- Material supplied:

————————

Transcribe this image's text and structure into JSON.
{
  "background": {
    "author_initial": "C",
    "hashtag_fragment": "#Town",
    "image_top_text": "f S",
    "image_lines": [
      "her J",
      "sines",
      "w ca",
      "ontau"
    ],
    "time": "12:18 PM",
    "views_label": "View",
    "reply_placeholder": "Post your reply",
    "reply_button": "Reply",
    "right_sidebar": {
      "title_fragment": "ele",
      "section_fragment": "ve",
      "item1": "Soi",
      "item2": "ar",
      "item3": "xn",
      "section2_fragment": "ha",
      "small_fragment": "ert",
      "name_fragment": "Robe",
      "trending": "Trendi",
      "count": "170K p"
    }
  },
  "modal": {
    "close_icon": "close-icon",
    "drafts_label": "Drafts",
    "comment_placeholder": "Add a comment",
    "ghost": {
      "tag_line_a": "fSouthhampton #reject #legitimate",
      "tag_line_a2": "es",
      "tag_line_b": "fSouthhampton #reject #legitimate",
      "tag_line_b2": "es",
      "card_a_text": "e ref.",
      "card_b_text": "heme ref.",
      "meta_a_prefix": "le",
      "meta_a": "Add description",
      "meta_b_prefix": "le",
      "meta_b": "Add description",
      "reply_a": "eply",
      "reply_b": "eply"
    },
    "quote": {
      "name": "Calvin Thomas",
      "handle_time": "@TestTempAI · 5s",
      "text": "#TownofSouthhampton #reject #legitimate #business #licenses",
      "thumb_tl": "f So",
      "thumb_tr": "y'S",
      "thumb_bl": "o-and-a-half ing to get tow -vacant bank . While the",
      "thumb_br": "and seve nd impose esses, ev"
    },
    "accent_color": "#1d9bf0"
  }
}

————————

- What is needed: Reproduce each record shown above without altering a single word.

- Exercise output:
Transcribe this image's text and structure into JSON.
{
  "background": {
    "author_initial": "C",
    "hashtag_fragment": "#Town",
    "image_top_text": "f S",
    "image_lines": [
      "her J",
      "sines",
      "w ca",
      "ontau"
    ],
    "time": "12:18 PM",
    "views_label": "View",
    "reply_placeholder": "Post your reply",
    "reply_button": "Reply",
    "right_sidebar": {
      "title_fragment": "ele",
      "section_fragment": "ve",
      "item1": "Soi",
      "item2": "ar",
      "item3": "xn",
      "section2_fragment": "ha",
      "small_fragment": "ert",
      "name_fragment": "Robe",
      "trending": "Trendi",
      "count": "170K p"
    }
  },
  "modal": {
    "close_icon": "close-icon",
    "drafts_label": "Drafts",
    "comment_placeholder": "Add a comment",
    "ghost": {
      "tag_line_a": "fSouthhampton #reject #legitimate",
      "tag_line_a2": "es",
      "tag_line_b": "fSouthhampton #reject #legitimate",
      "tag_line_b2": "es",
      "card_a_text": "e ref.",
      "card_b_text": "heme ref.",
      "meta_a_prefix": "le",
      "meta_a": "Add description",
      "meta_b_prefix": "le",
      "meta_b": "Add description",
      "reply_a": "eply",
      "reply_b": "eply"
    },
    "quote": {
      "name": "Calvin Thomas",
      "handle_time": "@TestTempAI · 5s",
      "text": "#TownofSouthhampton #reject #legitimate #business #licenses",
      "thumb_tl": "f So",
      "thumb_tr": "y'S",
      "thumb_bl": "o-and-a-half ing to get tow -vacant bank . While the",
      "thumb_br": "and seve nd impose esses, ev"
    },
    "accent_color": "#1d9bf0"
  }
}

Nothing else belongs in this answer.